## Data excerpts
————

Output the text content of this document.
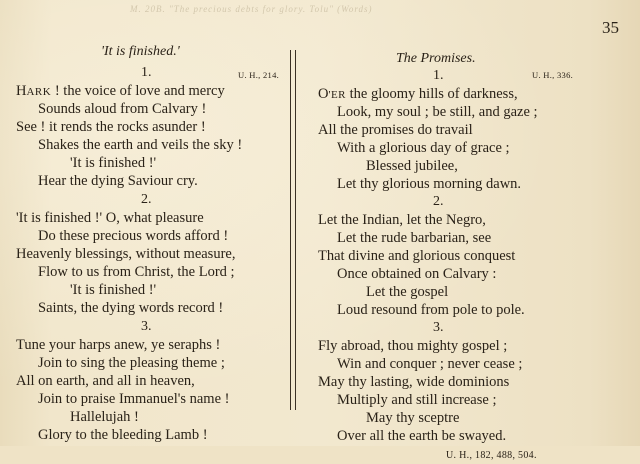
M. 20B. "The precious debts for glory. Tolu" (Words)
35
'It is finished.'
U. H., 214.
1.
HARK ! the voice of love and mercy
Sounds aloud from Calvary !
See ! it rends the rocks asunder !
Shakes the earth and veils the sky !
'It is finished !'
Hear the dying Saviour cry.
2.
'It is finished !' O, what pleasure
Do these precious words afford !
Heavenly blessings, without measure,
Flow to us from Christ, the Lord ;
'It is finished !'
Saints, the dying words record !
3.
Tune your harps anew, ye seraphs !
Join to sing the pleasing theme ;
All on earth, and all in heaven,
Join to praise Immanuel's name !
Hallelujah !
Glory to the bleeding Lamb !
The Promises.
U. H., 336.
1.
O'ER the gloomy hills of darkness,
Look, my soul ; be still, and gaze ;
All the promises do travail
With a glorious day of grace ;
Blessed jubilee,
Let thy glorious morning dawn.
2.
Let the Indian, let the Negro,
Let the rude barbarian, see
That divine and glorious conquest
Once obtained on Calvary :
Let the gospel
Loud resound from pole to pole.
3.
Fly abroad, thou mighty gospel ;
Win and conquer ; never cease ;
May thy lasting, wide dominions
Multiply and still increase ;
May thy sceptre
Over all the earth be swayed.
U. H., 182, 488, 504.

————

## What the task requires
Write the records out once more, exactly as they appear, with no pictures.

## Response to the task
Output the text content of this document.
M. 20B. "The precious debts for glory. Tolu" (Words)
35
'It is finished.'
U. H., 214.
1.
HARK ! the voice of love and mercy
Sounds aloud from Calvary !
See ! it rends the rocks asunder !
Shakes the earth and veils the sky !
'It is finished !'
Hear the dying Saviour cry.
2.
'It is finished !' O, what pleasure
Do these precious words afford !
Heavenly blessings, without measure,
Flow to us from Christ, the Lord ;
'It is finished !'
Saints, the dying words record !
3.
Tune your harps anew, ye seraphs !
Join to sing the pleasing theme ;
All on earth, and all in heaven,
Join to praise Immanuel's name !
Hallelujah !
Glory to the bleeding Lamb !
The Promises.
U. H., 336.
1.
O'ER the gloomy hills of darkness,
Look, my soul ; be still, and gaze ;
All the promises do travail
With a glorious day of grace ;
Blessed jubilee,
Let thy glorious morning dawn.
2.
Let the Indian, let the Negro,
Let the rude barbarian, see
That divine and glorious conquest
Once obtained on Calvary :
Let the gospel
Loud resound from pole to pole.
3.
Fly abroad, thou mighty gospel ;
Win and conquer ; never cease ;
May thy lasting, wide dominions
Multiply and still increase ;
May thy sceptre
Over all the earth be swayed.
U. H., 182, 488, 504.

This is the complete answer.